Return each line of the data below exactly, omitting any pictures.

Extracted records
■ ■ ■ ■

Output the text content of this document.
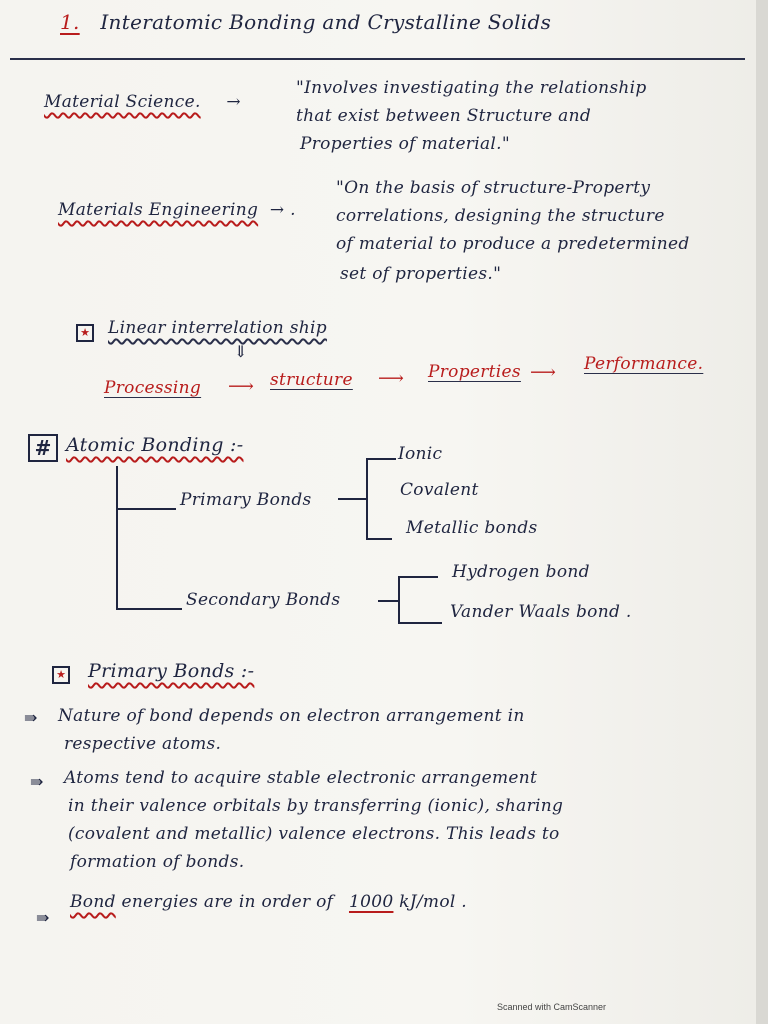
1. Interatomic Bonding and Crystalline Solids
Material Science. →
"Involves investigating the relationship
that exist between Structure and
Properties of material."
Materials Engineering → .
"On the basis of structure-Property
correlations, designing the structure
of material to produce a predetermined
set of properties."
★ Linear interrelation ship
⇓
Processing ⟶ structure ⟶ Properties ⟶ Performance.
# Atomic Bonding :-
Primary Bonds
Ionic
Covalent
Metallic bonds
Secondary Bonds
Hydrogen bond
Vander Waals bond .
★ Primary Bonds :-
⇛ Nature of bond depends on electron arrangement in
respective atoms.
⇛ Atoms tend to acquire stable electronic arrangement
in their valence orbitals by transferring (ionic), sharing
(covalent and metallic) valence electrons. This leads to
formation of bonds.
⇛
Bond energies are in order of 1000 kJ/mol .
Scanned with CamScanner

■ ■ ■ ■

In response →
Output the text content of this document.
1. Interatomic Bonding and Crystalline Solids
Material Science. →
"Involves investigating the relationship
that exist between Structure and
Properties of material."
Materials Engineering → .
"On the basis of structure-Property
correlations, designing the structure
of material to produce a predetermined
set of properties."
★ Linear interrelation ship
⇓
Processing ⟶ structure ⟶ Properties ⟶ Performance.
# Atomic Bonding :-
Primary Bonds
Ionic
Covalent
Metallic bonds
Secondary Bonds
Hydrogen bond
Vander Waals bond .
★ Primary Bonds :-
⇛ Nature of bond depends on electron arrangement in
respective atoms.
⇛ Atoms tend to acquire stable electronic arrangement
in their valence orbitals by transferring (ionic), sharing
(covalent and metallic) valence electrons. This leads to
formation of bonds.
⇛
Bond energies are in order of 1000 kJ/mol .
Scanned with CamScanner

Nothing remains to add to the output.